### Texte fourni:
***

Pour les catholiques, le pain et le vin deviennent réellement le corps et le sang du Christ pendant l’eucharistie, mais pour que s’opère cette transsubstantiation le pain doit être azyme (sans levain) et de pur froment, et le vin provenir de pur raisin, non aigri (transformé en vinaigre). Si ces deux conditions ne sont pas remplies, le sacrement ne s’accomplit pas (non conficitur sacra­mentum).

 

Je renvoie ici aux Instructions pour dire la Messe (Ordo Missae, Imprimerie du Vatican, 1965, en latin : pp.59-62). La matière est plus essentielle que la personnalité même de l’offi­ciant : si celui-ci est en état de péché mortel, si aussi il prononce les paroles liturgiques pour s’en amuser (delusorie), pourvu que ces dernières et le rite soient bien observés, valable est le sacrement (ibid., p.63) !

 

Par exemple les Donatistes du 4e siècle, qui pensaient qu’un sacrement était invalidé par l’indignité de celui qui l’administre, ont été attaqués par saint Augustin et décrétés hérétiques.

 

Que ne connaît-on l’histoire, pour relativiser tout cela ! Déjà l’opposition entre les partisans du pain sans levain (azymites), et ceux du pain levé (fermentaires) a été une des causes au 11e siècle de la séparation des églises chrétiennes d’Occi­dent et d’Orient.

***

### Lignes affichées:
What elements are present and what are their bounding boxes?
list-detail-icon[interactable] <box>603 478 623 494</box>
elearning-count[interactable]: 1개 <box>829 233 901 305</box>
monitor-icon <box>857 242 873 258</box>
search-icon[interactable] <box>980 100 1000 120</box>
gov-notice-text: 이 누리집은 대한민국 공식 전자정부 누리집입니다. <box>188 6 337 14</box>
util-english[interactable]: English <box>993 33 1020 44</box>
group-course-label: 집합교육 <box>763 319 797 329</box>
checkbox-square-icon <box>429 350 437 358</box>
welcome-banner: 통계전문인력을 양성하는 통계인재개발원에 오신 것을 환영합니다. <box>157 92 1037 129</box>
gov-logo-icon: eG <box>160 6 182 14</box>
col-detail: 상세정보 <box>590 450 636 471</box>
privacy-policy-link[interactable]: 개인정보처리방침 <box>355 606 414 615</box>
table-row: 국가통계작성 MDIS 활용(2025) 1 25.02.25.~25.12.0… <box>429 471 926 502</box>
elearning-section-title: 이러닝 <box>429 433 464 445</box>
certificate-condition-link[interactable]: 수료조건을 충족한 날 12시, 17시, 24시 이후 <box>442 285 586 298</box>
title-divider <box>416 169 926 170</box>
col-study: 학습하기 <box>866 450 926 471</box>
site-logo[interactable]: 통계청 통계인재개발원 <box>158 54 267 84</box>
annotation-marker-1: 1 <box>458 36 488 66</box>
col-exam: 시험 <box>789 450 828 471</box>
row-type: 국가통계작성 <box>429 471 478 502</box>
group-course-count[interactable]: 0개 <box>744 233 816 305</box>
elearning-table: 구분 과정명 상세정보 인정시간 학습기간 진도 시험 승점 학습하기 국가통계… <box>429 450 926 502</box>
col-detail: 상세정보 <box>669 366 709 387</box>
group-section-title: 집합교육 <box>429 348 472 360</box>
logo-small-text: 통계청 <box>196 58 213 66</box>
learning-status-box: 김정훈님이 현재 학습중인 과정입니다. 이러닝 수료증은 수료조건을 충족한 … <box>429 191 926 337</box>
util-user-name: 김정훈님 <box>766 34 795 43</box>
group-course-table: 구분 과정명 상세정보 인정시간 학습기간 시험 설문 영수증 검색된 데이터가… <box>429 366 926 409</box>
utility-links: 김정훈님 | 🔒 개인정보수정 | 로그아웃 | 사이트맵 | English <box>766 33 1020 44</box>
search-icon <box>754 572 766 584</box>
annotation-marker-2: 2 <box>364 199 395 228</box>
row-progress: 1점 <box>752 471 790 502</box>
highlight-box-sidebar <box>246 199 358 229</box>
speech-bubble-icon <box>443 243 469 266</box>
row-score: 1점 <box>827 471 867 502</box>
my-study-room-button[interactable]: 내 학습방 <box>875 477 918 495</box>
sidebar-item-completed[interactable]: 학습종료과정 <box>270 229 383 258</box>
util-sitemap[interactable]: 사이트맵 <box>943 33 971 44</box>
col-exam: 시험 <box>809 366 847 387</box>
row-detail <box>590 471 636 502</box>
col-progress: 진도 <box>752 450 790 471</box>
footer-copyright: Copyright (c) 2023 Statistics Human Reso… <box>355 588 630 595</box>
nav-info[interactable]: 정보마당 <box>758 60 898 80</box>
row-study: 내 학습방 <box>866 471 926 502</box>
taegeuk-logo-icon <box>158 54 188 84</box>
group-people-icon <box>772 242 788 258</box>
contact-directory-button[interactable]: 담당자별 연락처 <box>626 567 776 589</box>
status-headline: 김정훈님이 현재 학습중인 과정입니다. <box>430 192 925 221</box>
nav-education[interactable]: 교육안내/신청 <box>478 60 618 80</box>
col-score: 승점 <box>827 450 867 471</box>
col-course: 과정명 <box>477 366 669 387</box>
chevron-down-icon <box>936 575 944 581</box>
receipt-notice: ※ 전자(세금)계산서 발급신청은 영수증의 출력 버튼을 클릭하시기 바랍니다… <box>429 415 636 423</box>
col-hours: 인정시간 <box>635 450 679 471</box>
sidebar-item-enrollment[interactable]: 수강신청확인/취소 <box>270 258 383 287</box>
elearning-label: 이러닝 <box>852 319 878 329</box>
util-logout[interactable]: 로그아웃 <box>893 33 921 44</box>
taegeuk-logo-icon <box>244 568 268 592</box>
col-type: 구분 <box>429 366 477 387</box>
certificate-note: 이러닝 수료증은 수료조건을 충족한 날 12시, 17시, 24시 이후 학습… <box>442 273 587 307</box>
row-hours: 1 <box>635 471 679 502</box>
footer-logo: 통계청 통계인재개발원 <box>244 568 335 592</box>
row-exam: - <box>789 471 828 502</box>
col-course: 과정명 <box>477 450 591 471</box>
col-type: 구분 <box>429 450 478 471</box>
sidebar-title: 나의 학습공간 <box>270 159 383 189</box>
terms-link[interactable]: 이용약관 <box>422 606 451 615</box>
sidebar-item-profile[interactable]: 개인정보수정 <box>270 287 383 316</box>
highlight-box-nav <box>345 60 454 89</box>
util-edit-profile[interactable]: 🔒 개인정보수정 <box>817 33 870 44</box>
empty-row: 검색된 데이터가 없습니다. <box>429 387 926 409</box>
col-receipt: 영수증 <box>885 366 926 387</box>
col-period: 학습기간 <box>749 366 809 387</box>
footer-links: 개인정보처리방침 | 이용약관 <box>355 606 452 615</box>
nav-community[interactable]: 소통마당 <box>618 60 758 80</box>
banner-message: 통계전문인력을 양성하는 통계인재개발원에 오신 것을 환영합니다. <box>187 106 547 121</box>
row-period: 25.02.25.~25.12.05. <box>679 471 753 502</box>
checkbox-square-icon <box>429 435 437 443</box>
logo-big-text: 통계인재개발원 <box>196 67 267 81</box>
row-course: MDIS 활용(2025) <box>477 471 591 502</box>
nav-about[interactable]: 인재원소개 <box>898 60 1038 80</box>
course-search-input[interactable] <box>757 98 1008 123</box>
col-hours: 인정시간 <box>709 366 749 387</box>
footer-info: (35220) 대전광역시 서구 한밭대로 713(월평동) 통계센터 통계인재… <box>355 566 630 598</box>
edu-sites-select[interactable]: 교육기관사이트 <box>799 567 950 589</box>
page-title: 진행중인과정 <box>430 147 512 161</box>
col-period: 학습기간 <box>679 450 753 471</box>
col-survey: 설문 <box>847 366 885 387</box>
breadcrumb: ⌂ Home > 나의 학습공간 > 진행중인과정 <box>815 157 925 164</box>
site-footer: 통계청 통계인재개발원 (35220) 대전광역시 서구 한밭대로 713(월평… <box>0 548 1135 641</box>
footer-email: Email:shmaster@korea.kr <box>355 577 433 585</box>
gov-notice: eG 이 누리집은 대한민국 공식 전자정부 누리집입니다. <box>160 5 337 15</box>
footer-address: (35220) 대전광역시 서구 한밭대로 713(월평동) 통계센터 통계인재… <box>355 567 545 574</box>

***

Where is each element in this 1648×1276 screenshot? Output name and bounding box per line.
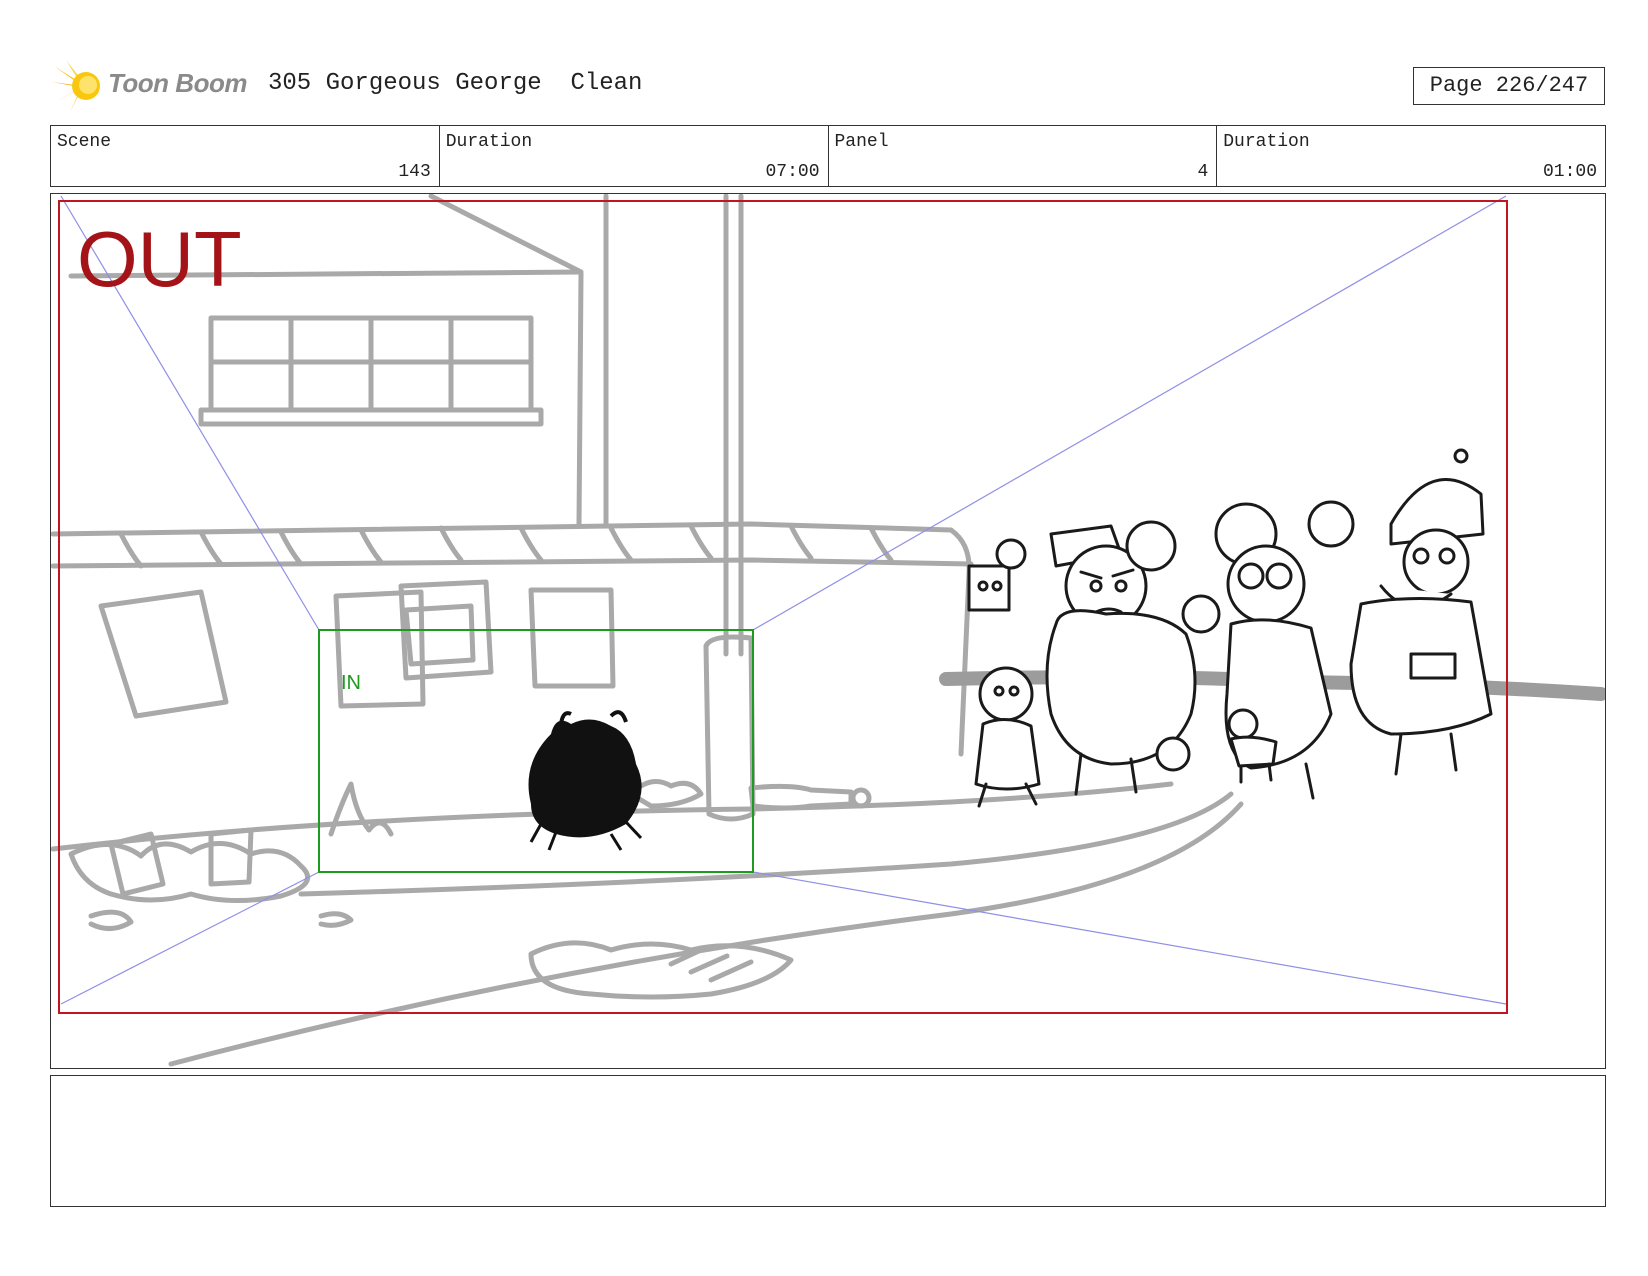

***

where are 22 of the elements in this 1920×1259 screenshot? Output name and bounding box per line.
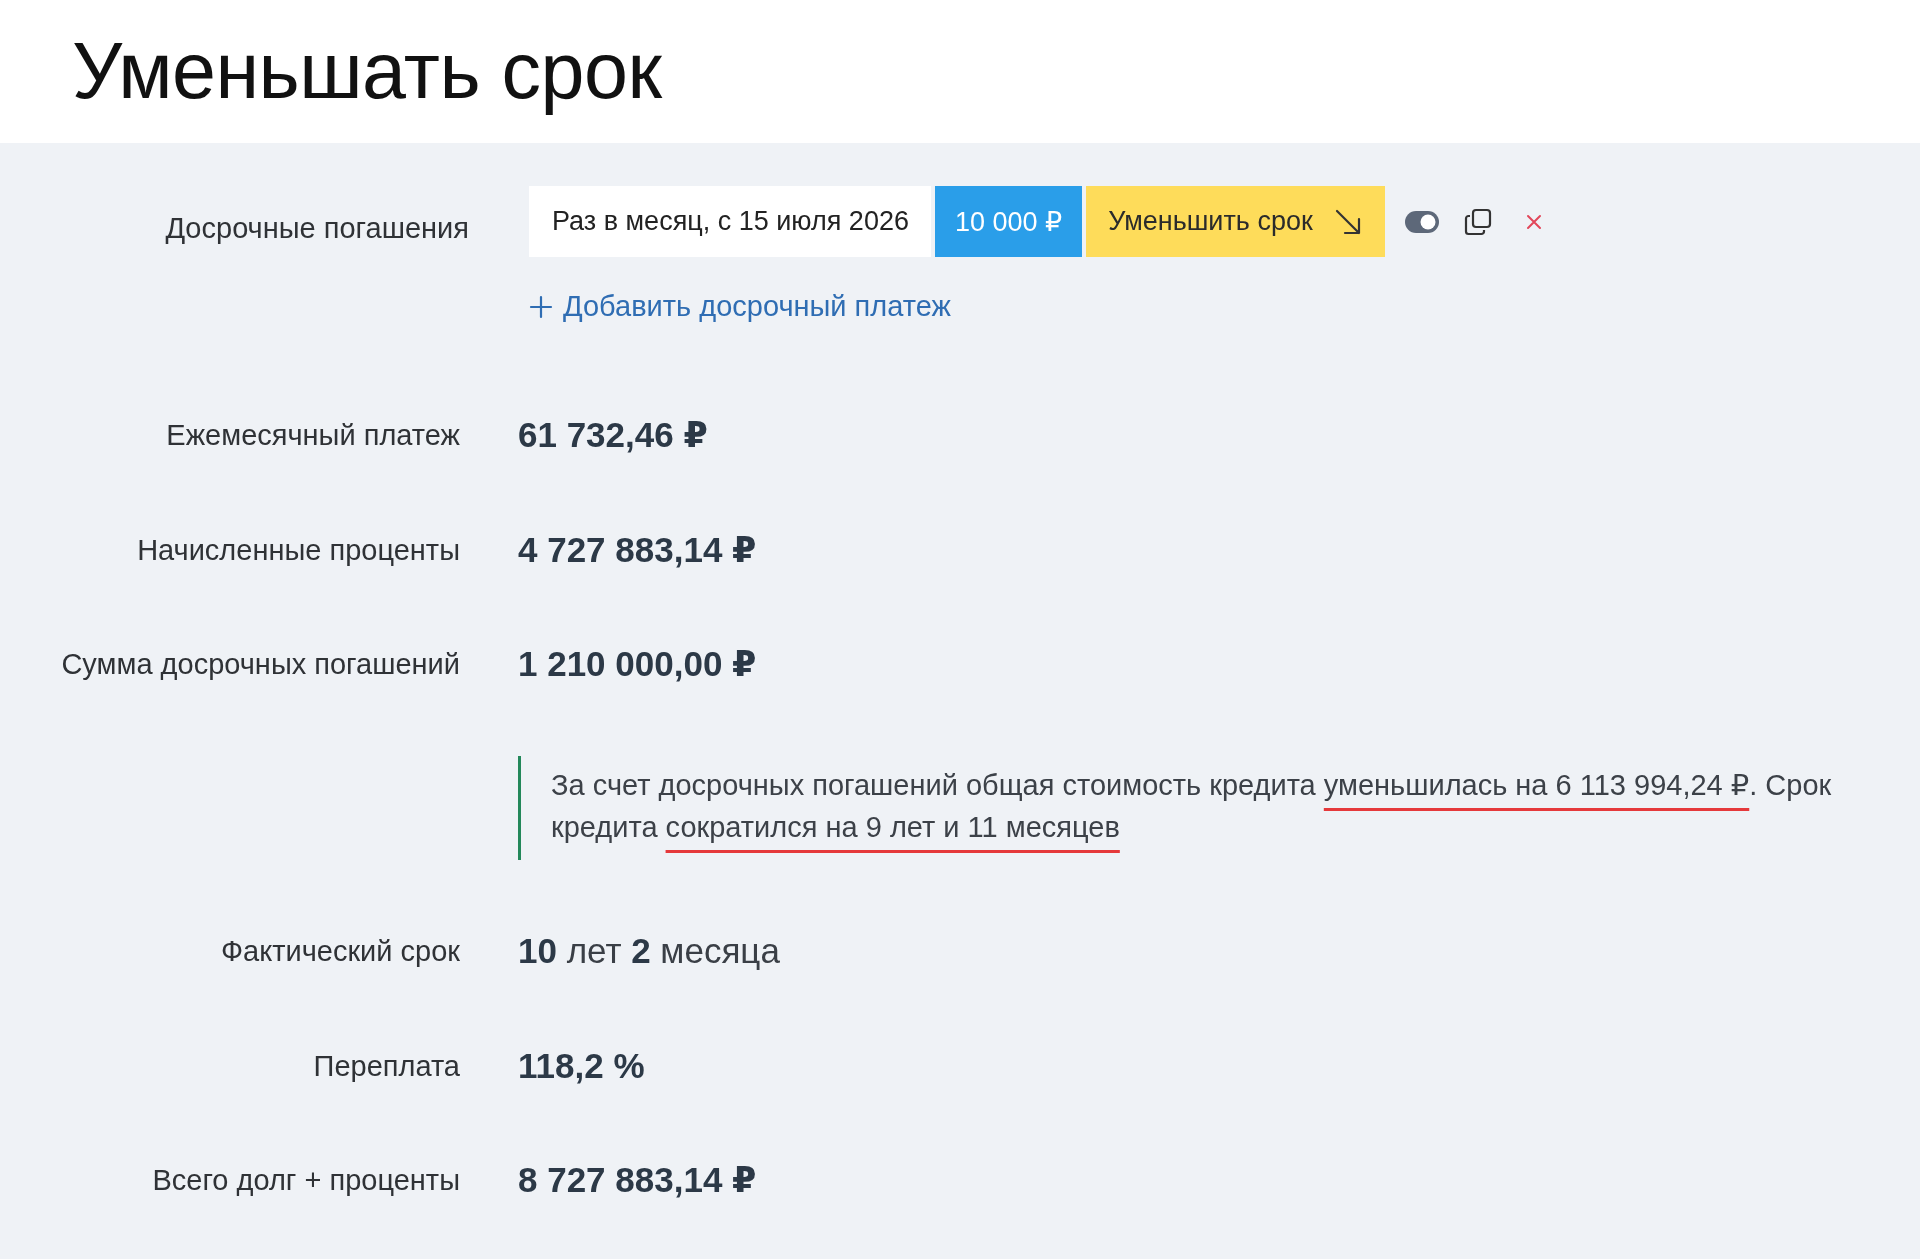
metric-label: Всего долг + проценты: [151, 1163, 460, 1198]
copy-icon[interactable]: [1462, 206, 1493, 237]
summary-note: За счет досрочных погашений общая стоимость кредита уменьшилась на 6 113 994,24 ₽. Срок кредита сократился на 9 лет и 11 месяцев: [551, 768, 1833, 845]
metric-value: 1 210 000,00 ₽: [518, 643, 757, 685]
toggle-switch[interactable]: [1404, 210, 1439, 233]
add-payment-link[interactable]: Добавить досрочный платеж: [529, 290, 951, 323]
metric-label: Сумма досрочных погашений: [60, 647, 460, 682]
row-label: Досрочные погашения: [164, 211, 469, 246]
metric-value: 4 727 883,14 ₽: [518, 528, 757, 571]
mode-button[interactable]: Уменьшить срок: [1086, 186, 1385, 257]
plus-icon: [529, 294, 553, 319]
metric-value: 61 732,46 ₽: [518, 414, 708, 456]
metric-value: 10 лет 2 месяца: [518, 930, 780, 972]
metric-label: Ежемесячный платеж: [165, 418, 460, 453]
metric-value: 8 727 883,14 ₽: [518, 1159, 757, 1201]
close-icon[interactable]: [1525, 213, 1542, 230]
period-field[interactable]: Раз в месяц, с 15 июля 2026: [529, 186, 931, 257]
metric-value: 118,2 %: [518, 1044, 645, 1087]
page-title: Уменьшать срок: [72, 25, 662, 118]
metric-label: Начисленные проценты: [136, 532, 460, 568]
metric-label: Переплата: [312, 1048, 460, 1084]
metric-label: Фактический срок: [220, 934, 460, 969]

***

### Travail demandé:
1. Pour chacune des affirmations suivantes, dites si elle est conforme au texte sur l'eucharistie, en répondant par oui ou par non et en citant exactement les mots du texte qui en décident : (a) le pain doit être sans levain et de pur froment ; (b) le sacrement n'est pas valable si l'officiant est en état de péché mortel ; (c) les Donatistes ont été déclarés hérétiques.
2. Recopiez le passage du texte sur l'eucharistie qui va de « Pour les catholiques, le » jusqu'à « (non conficitur sacra­mentum). » inclus.
3. Relevez toutes les indications de temps chiffrées (années ou siècles) que contient le texte sur l'eucharistie.
Les lignes n'ont aucun rapport avec le texte sur l'eucharistie.

### Résultats par tâche:
1.
(a) Oui : « le pain doit être azyme (sans levain) et de pur froment ».
(b) Non : « pourvu que ces dernières et le rite soient bien observés, valable est le sacrement ».
(c) Oui : « ont été attaqués par saint Augustin et décrétés hérétiques ».

2.
Pour les catholiques, le pain et le vin deviennent réellement le corps et le sang du Christ pendant l’eucharistie, mais pour que s’opère cette transsubstantiation le pain doit être azyme (sans levain) et de pur froment, et le vin provenir de pur raisin, non aigri (transformé en vinaigre). Si ces deux conditions ne sont pas remplies, le sacrement ne s’accomplit pas (non conficitur sacra­mentum).

3.
- 1965
- 4e siècle
- 11e siècle